REQUIREMENT
Rewrite the material from its first line through the line containing "table-row <box>26 1034 706 1062</box>", substituting "Nem" for "Nincs" and changing nothing else.
══ DATA ══
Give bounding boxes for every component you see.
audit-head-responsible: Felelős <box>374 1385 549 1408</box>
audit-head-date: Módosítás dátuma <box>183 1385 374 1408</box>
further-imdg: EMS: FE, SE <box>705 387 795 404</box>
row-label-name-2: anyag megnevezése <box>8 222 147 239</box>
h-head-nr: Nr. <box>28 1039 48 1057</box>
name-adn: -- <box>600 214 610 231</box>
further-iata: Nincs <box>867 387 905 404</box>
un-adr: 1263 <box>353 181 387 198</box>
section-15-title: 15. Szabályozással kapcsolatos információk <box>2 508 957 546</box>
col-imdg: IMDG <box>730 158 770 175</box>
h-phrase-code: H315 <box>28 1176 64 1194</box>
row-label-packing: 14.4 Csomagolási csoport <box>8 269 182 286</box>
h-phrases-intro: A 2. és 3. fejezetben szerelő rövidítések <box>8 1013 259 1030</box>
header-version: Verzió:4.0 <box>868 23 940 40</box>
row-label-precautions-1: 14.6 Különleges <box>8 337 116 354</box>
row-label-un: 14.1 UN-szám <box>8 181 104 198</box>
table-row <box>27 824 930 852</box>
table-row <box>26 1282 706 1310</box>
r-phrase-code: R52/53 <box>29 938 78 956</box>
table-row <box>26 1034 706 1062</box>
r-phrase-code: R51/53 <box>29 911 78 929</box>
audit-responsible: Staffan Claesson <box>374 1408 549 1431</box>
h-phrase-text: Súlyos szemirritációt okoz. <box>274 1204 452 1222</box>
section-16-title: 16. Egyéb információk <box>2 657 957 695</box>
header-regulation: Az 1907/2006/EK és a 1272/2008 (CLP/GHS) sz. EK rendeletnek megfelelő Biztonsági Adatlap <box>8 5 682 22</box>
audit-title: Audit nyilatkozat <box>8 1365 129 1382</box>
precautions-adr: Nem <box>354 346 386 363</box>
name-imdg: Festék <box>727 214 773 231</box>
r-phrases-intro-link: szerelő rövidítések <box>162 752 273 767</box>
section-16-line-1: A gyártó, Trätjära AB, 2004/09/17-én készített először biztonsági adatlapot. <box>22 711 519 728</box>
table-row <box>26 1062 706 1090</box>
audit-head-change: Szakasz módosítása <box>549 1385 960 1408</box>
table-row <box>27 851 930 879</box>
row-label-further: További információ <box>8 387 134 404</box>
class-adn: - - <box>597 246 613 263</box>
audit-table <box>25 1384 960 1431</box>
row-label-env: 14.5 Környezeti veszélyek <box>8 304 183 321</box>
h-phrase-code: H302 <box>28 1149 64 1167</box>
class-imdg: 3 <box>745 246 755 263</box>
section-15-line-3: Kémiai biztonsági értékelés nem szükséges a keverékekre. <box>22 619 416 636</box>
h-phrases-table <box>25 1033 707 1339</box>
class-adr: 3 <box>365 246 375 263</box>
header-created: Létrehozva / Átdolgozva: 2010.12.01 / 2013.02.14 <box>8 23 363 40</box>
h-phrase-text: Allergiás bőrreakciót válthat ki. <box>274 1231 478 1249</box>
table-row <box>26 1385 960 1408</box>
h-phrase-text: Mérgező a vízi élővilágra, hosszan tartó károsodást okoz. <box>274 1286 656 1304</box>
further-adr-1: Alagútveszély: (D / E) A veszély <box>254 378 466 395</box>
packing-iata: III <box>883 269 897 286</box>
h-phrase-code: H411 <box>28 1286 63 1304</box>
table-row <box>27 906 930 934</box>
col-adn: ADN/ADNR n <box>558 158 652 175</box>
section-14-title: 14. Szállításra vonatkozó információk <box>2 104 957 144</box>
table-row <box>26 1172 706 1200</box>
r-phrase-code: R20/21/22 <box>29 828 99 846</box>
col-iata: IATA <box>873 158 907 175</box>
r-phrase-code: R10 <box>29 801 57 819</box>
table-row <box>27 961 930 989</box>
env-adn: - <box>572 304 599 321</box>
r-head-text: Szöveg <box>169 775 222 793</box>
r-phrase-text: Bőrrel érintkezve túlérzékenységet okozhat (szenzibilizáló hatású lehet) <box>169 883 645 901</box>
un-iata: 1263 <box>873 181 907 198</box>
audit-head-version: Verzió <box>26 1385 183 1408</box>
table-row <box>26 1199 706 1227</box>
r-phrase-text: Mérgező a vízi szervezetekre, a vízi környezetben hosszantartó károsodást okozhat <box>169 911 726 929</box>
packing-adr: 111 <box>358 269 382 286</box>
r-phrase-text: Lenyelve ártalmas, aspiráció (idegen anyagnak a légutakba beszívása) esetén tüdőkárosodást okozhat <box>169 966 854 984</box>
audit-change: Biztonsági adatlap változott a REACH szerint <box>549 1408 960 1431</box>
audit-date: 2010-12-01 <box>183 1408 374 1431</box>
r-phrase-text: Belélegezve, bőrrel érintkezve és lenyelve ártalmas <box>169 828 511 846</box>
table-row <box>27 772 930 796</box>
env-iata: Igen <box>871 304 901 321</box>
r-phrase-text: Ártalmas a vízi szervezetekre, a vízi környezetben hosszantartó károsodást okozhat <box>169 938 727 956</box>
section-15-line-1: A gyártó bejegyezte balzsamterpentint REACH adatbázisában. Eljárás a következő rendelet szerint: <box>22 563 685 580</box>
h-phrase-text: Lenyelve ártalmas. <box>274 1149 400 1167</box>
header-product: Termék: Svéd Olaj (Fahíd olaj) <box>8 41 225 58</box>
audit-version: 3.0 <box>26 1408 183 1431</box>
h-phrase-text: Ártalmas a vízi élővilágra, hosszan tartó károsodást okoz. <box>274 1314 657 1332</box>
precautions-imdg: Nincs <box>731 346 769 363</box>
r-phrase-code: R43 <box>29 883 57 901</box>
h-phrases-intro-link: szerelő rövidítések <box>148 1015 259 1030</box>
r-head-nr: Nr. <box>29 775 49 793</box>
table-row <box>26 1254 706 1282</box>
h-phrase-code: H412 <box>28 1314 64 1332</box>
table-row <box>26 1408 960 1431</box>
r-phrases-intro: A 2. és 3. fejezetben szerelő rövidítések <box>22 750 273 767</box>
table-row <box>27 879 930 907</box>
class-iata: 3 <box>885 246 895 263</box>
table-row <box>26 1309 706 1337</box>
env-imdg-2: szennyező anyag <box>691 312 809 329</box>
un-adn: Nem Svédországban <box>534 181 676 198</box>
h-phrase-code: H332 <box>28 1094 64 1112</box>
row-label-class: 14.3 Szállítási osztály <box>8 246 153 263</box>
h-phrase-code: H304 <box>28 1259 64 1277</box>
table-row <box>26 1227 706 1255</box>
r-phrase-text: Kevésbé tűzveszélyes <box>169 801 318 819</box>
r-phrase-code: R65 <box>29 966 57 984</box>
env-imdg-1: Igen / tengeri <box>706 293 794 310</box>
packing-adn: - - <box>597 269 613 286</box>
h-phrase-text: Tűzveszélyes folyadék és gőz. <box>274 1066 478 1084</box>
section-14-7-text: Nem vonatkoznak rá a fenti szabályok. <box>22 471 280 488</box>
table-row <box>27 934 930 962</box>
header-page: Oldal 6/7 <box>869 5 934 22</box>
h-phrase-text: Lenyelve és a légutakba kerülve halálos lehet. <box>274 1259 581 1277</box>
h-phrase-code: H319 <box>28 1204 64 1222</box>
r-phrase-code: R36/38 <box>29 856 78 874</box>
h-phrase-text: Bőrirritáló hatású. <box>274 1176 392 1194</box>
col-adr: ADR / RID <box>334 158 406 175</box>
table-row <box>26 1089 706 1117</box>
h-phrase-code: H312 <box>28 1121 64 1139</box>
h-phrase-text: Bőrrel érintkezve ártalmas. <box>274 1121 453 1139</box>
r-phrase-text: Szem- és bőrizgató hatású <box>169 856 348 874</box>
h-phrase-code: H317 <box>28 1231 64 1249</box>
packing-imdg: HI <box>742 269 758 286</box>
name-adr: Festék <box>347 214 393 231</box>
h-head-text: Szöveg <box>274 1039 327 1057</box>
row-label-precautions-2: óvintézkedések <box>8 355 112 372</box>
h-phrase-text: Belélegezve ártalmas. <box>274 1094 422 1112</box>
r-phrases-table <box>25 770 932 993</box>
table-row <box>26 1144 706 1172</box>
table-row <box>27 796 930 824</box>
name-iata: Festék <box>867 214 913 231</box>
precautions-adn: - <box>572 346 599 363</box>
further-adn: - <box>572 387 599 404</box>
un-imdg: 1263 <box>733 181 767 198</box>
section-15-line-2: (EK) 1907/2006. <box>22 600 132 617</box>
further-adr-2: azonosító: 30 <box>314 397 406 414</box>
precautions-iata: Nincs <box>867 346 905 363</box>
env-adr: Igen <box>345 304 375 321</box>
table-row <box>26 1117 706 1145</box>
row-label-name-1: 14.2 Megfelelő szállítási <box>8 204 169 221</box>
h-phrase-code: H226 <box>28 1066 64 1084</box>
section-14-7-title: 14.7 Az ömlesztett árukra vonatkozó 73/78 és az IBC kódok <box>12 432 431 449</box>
═══
TASK ANSWER
Give bounding boxes for every component you see.
audit-head-responsible: Felelős <box>374 1385 549 1408</box>
audit-head-date: Módosítás dátuma <box>183 1385 374 1408</box>
further-imdg: EMS: FE, SE <box>705 387 795 404</box>
row-label-name-2: anyag megnevezése <box>8 222 147 239</box>
h-head-nr: Nr. <box>28 1039 48 1057</box>
name-adn: -- <box>600 214 610 231</box>
further-iata: Nem <box>867 387 905 404</box>
un-adr: 1263 <box>353 181 387 198</box>
section-15-title: 15. Szabályozással kapcsolatos információk <box>2 508 957 546</box>
col-imdg: IMDG <box>730 158 770 175</box>
h-phrase-code: H315 <box>28 1176 64 1194</box>
row-label-packing: 14.4 Csomagolási csoport <box>8 269 182 286</box>
h-phrases-intro: A 2. és 3. fejezetben szerelő rövidítések <box>8 1013 259 1030</box>
header-version: Verzió:4.0 <box>868 23 940 40</box>
row-label-precautions-1: 14.6 Különleges <box>8 337 116 354</box>
row-label-un: 14.1 UN-szám <box>8 181 104 198</box>
table-row <box>27 824 930 852</box>
table-row <box>26 1282 706 1310</box>
r-phrase-code: R52/53 <box>29 938 78 956</box>
table-row <box>26 1034 706 1062</box>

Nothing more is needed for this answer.